Count the lines below that contain the word "квалификации", and give only that number.

⁂

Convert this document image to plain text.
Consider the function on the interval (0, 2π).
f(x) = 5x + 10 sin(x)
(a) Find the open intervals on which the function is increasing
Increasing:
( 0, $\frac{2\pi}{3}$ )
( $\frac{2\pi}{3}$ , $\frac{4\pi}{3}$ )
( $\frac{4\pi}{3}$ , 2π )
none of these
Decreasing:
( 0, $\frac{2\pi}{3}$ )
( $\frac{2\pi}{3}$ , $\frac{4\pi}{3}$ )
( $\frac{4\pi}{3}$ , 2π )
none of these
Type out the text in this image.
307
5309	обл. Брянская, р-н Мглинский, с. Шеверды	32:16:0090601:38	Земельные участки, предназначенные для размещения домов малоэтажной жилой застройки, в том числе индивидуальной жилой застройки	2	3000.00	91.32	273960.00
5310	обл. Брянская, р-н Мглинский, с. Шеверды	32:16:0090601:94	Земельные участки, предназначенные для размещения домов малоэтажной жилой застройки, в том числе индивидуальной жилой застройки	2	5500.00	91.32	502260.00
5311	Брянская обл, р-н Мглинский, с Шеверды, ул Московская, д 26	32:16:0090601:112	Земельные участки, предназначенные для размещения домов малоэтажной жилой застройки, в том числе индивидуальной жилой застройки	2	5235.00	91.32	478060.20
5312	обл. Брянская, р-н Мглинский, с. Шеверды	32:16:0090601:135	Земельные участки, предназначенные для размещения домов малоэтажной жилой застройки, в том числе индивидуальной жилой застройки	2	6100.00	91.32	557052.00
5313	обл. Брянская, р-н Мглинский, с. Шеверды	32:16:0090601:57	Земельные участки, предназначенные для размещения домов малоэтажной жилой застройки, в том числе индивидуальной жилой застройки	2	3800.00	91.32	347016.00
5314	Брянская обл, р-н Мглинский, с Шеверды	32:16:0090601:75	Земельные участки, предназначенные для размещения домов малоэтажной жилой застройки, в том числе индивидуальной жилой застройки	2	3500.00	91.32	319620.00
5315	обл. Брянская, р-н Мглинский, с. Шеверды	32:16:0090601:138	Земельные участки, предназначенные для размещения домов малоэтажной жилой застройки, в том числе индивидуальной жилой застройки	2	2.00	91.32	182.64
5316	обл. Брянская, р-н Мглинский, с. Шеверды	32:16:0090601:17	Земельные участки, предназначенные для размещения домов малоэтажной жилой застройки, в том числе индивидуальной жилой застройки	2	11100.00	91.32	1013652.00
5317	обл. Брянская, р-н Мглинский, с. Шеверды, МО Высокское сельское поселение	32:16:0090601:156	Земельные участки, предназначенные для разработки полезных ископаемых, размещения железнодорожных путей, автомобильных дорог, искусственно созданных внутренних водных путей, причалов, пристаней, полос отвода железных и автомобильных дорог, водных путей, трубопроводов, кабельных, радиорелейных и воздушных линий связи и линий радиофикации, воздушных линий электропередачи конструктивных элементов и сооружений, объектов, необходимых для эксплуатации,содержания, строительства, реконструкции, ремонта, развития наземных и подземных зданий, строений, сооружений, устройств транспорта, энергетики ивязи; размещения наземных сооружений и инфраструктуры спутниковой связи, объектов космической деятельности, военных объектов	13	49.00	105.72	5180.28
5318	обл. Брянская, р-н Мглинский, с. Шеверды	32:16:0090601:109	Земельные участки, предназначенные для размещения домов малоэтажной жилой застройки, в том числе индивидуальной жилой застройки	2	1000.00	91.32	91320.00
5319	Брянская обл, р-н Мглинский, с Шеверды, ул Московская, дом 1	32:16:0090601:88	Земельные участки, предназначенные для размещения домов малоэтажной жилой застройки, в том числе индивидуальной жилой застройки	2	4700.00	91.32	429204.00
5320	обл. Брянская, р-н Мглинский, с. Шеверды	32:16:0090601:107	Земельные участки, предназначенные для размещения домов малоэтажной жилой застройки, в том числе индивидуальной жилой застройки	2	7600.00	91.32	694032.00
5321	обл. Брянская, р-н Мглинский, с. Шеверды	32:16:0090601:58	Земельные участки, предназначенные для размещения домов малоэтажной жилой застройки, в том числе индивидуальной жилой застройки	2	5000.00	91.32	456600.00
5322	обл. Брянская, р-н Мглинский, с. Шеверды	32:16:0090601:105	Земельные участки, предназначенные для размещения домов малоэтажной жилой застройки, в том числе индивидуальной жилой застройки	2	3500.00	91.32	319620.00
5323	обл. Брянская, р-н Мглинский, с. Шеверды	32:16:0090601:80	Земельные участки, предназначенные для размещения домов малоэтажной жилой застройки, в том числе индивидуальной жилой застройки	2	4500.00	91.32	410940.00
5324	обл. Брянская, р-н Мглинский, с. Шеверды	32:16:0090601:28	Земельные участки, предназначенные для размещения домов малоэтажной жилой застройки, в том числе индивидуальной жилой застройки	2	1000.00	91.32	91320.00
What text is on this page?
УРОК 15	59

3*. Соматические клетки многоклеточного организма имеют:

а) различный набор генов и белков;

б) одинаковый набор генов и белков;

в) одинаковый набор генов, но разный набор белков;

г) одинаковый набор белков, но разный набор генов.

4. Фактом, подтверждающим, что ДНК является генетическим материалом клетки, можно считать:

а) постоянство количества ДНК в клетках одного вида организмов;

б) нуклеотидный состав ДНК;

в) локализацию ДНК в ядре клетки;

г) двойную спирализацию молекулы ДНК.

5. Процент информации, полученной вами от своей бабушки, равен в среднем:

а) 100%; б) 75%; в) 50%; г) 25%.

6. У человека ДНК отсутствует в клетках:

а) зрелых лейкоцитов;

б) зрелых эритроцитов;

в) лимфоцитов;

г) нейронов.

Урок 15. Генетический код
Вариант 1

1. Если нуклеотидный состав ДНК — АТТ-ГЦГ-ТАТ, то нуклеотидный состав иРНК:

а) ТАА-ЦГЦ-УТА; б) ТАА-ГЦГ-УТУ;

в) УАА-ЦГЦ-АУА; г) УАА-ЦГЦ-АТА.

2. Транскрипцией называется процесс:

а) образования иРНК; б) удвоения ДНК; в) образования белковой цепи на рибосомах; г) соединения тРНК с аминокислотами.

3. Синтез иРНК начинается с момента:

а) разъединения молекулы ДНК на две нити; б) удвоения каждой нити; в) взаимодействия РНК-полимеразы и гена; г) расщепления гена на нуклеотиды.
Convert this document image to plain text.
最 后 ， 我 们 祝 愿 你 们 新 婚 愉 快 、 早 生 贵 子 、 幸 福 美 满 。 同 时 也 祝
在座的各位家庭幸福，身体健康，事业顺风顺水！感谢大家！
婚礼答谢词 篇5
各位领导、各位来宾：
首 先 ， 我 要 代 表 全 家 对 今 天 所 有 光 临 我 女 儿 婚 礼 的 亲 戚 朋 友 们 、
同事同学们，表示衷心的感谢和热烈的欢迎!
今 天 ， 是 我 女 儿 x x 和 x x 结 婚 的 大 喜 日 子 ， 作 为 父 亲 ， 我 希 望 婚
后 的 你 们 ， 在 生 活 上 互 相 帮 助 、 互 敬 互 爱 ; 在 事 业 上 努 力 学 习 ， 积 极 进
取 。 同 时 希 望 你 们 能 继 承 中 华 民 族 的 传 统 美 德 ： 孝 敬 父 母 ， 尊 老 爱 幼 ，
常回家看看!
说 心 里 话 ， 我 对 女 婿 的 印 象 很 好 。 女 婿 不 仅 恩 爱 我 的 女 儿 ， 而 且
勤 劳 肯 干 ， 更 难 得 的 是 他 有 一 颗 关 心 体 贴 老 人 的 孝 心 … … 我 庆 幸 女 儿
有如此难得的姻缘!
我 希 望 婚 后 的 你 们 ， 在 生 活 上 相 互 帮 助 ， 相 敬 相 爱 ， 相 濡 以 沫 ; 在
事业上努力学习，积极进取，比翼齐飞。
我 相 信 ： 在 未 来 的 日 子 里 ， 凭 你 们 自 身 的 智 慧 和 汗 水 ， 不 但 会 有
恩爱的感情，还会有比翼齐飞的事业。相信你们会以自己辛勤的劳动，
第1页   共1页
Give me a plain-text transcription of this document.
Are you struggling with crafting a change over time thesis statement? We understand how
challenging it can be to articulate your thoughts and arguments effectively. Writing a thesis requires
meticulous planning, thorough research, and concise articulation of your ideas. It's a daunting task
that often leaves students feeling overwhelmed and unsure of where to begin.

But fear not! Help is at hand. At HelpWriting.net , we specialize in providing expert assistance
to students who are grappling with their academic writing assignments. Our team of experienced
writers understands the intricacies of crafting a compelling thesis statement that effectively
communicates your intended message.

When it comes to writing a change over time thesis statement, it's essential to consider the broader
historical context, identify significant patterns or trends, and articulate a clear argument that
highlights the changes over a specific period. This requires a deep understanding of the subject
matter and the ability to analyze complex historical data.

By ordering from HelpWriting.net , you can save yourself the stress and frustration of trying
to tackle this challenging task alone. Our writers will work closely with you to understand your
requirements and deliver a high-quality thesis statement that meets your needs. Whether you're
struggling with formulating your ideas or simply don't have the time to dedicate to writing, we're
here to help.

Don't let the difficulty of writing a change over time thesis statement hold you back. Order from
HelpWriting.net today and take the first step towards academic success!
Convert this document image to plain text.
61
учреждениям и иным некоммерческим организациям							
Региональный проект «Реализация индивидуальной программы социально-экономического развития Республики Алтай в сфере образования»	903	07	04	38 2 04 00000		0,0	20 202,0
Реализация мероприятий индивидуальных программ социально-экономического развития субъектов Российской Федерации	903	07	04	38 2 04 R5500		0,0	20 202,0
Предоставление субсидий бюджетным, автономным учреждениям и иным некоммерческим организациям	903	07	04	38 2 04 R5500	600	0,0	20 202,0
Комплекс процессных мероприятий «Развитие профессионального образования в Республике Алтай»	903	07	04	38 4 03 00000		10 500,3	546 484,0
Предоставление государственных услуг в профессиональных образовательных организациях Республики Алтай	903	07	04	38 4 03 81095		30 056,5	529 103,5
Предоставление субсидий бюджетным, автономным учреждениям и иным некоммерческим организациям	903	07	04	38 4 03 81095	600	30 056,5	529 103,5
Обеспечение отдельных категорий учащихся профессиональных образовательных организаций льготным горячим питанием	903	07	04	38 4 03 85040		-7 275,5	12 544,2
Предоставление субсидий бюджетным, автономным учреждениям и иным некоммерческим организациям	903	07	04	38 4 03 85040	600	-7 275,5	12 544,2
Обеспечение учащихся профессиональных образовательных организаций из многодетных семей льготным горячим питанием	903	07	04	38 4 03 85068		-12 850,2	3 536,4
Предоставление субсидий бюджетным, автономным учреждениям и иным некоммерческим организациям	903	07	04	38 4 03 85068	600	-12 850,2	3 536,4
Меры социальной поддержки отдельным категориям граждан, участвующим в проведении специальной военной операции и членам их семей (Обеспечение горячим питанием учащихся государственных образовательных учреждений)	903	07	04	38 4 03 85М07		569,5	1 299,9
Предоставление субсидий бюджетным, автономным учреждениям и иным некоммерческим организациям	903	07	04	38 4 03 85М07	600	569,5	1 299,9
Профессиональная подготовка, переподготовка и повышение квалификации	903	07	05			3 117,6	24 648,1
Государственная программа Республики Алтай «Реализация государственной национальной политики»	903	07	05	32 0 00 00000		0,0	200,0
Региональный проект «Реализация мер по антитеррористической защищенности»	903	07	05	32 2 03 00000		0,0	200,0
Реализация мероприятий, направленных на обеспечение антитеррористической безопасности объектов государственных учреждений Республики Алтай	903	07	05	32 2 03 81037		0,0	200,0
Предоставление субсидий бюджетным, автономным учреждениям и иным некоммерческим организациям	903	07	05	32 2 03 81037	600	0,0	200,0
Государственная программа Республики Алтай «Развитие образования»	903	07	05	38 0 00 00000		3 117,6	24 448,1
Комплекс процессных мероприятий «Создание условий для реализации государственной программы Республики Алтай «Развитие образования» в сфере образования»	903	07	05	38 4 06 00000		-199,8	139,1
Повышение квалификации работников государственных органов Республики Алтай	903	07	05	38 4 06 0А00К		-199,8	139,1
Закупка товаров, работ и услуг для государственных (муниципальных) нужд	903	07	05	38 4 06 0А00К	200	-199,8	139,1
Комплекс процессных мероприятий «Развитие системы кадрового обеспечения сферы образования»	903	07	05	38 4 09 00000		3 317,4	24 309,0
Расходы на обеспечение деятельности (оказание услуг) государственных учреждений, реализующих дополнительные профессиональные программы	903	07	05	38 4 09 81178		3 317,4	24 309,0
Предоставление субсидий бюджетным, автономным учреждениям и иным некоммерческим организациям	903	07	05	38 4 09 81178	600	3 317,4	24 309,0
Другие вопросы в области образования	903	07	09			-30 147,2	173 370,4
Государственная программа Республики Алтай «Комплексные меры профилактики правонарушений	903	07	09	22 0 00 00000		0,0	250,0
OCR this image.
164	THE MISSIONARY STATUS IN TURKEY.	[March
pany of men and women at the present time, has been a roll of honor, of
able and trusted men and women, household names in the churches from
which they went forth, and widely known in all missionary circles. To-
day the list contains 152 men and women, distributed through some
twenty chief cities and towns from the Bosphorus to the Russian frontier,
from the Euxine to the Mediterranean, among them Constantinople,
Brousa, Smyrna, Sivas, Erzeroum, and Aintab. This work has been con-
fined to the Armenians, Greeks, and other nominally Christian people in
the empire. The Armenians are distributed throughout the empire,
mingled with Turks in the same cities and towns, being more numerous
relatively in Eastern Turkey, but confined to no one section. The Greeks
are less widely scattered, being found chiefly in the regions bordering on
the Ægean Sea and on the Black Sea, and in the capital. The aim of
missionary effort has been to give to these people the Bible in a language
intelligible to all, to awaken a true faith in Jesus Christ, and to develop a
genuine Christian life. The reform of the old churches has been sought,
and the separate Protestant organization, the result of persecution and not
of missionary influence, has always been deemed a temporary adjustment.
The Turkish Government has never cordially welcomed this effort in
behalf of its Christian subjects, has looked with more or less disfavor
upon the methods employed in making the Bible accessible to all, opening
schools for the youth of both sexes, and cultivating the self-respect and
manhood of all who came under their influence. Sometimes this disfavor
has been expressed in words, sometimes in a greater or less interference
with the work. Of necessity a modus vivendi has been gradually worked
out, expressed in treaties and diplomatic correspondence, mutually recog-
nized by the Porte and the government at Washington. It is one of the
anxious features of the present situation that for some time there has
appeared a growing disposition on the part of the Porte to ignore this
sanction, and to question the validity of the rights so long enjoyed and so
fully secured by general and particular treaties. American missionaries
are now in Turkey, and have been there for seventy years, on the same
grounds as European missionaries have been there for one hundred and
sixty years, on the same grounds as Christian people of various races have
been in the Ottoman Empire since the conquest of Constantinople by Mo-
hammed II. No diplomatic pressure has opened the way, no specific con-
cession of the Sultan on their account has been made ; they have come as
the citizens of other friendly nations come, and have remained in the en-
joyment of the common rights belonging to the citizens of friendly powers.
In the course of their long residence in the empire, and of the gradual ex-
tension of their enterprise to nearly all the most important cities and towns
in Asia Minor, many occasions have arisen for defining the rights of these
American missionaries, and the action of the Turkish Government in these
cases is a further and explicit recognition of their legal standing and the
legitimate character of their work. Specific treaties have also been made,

⁂

Task answer
2